++++ Record excerpts

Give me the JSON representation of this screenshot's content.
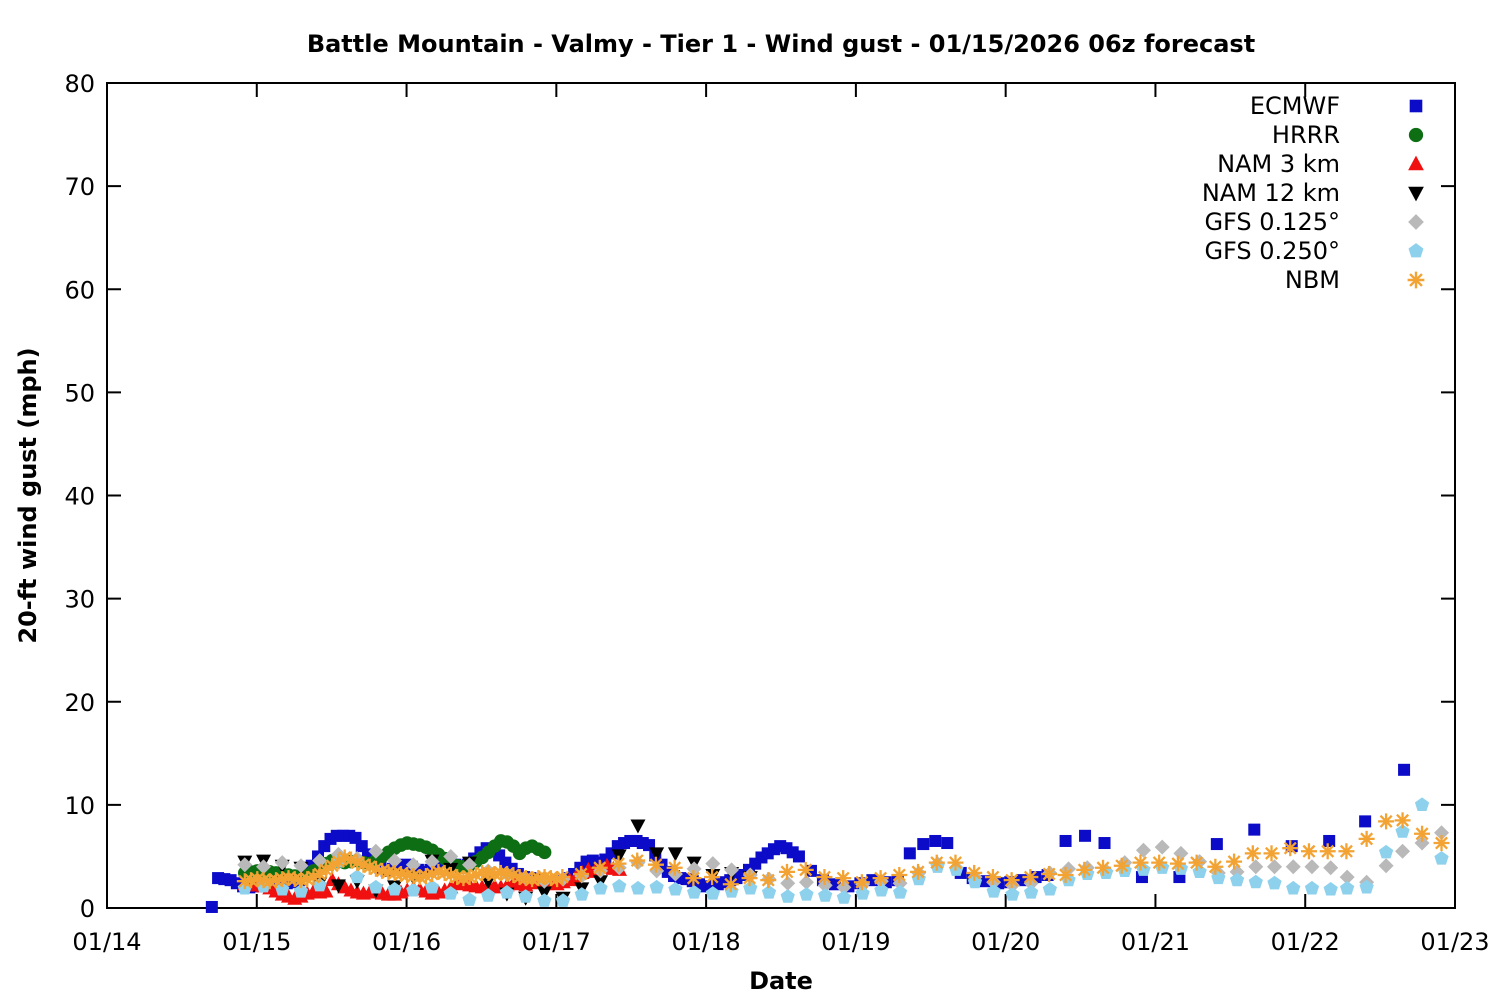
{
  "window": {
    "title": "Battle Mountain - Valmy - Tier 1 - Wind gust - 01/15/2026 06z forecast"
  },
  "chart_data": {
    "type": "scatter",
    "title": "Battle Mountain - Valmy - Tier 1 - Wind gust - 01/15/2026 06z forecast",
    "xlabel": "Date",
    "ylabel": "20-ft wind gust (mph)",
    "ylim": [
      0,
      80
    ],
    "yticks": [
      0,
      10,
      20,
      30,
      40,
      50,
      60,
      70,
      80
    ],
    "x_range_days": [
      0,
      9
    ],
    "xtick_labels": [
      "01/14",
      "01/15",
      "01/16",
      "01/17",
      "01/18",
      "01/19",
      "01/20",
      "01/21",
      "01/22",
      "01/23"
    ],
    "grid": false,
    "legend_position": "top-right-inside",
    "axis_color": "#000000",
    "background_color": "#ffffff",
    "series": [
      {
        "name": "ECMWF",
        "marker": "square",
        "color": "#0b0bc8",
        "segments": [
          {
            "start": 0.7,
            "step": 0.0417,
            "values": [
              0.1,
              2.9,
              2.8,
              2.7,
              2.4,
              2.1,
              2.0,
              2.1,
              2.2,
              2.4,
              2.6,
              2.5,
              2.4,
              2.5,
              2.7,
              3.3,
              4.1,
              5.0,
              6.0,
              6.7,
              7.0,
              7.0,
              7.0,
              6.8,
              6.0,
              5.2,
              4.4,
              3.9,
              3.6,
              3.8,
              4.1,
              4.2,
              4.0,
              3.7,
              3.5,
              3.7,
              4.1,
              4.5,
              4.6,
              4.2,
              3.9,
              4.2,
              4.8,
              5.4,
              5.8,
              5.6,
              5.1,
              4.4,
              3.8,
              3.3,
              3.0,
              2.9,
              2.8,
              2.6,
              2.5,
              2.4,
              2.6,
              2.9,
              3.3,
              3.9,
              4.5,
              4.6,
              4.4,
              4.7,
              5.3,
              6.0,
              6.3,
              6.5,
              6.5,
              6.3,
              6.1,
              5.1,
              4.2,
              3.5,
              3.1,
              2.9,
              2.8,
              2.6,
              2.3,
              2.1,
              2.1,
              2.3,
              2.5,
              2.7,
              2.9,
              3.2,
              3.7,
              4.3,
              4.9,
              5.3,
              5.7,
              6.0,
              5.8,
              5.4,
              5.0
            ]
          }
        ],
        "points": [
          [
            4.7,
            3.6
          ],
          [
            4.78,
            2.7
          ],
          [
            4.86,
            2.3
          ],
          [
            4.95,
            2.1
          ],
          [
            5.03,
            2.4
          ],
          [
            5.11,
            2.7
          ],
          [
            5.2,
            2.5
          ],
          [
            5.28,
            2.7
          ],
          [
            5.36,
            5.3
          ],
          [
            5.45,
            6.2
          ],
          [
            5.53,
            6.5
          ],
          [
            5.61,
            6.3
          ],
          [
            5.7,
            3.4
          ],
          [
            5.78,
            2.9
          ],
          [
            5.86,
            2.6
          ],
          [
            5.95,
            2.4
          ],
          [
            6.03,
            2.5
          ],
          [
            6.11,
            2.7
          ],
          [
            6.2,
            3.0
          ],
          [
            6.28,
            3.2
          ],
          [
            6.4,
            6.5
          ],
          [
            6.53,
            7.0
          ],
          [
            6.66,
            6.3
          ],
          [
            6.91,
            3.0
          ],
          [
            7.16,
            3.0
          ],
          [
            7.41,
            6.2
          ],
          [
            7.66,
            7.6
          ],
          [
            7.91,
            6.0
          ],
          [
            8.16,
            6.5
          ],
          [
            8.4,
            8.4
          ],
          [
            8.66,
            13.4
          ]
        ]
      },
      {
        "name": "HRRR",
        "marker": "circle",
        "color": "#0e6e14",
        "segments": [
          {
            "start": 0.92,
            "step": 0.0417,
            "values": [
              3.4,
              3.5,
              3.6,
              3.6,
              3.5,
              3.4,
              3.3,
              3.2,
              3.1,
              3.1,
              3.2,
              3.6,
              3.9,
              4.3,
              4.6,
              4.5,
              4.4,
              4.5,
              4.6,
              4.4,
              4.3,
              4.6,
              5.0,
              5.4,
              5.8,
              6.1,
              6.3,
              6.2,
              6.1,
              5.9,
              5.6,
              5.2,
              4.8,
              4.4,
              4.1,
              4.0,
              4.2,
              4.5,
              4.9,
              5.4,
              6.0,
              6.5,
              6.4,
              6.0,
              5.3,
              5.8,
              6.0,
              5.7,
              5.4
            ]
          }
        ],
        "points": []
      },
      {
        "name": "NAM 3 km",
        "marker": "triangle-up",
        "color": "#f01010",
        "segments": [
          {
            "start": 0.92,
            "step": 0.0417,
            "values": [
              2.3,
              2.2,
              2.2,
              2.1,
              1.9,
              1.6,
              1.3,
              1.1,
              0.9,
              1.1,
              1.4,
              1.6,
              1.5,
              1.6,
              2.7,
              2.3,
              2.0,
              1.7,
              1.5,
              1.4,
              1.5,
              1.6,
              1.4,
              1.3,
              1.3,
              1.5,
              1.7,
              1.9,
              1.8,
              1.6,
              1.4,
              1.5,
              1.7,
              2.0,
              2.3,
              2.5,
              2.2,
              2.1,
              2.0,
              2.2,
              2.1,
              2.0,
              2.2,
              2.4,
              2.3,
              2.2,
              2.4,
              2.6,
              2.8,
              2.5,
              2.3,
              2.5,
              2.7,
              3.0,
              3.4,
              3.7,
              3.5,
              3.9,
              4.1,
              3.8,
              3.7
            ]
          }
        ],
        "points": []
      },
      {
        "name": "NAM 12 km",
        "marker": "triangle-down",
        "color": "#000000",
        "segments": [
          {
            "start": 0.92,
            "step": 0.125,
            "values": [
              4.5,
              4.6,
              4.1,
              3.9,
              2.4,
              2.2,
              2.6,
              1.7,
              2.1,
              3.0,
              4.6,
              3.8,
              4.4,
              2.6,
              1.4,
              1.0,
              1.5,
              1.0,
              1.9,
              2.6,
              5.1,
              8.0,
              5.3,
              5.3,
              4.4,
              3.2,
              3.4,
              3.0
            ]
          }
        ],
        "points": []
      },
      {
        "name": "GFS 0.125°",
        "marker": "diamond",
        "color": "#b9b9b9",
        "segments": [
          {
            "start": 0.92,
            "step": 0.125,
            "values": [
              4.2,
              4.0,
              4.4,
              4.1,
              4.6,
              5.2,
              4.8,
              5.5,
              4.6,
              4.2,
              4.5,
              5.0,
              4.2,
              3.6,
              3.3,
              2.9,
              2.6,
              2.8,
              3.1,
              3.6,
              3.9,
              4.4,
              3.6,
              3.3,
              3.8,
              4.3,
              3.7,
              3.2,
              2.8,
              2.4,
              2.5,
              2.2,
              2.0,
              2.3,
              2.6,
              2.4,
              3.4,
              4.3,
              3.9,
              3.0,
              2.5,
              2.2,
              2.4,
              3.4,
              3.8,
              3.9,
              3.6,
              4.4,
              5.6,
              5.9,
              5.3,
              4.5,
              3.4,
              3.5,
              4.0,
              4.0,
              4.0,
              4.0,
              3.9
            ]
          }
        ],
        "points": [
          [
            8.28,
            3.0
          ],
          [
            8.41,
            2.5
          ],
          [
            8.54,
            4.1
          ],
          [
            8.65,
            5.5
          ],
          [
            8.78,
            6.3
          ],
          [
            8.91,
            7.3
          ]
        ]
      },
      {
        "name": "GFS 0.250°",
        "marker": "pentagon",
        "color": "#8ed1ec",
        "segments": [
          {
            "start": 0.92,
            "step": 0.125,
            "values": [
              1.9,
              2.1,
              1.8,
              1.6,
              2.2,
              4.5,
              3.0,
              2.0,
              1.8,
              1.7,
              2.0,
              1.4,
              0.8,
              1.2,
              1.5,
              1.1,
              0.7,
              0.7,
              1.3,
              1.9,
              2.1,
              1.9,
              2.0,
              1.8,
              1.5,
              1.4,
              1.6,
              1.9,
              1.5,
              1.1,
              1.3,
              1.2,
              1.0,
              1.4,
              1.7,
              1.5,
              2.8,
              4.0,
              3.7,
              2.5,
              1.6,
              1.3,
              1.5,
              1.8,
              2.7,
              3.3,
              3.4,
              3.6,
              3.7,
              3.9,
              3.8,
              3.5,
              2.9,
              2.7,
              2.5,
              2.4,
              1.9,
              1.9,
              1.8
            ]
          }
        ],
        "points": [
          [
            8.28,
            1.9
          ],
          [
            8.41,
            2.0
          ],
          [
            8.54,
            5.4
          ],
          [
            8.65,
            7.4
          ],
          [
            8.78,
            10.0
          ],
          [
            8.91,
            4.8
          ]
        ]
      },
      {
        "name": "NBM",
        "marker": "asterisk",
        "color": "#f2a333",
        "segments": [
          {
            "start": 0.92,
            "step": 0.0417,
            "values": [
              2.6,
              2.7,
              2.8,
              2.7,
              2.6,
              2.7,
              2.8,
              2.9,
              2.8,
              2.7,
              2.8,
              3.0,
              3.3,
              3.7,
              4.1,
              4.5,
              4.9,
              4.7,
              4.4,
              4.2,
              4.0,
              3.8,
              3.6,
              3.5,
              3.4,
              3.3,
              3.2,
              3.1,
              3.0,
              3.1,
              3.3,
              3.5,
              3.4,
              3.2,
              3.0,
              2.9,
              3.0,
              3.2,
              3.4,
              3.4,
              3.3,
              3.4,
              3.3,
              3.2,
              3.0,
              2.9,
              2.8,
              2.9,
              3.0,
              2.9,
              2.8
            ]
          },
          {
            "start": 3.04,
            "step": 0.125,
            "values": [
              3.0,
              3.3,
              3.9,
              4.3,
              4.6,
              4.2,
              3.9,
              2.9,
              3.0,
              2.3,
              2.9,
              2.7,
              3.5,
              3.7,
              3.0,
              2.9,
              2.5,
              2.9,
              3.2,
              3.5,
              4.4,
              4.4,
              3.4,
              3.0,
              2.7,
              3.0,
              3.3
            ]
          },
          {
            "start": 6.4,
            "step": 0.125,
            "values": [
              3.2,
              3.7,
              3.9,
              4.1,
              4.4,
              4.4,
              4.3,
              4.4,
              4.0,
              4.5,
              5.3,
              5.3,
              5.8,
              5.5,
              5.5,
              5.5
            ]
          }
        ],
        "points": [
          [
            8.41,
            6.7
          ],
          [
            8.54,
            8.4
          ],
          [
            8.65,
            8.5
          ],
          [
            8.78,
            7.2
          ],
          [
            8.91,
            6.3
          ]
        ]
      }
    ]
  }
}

++++++++

Problem to solve ▸ Work out the number of lines in this listing that include the word "marker". Reply with that number only.

Worked answer ▸ 7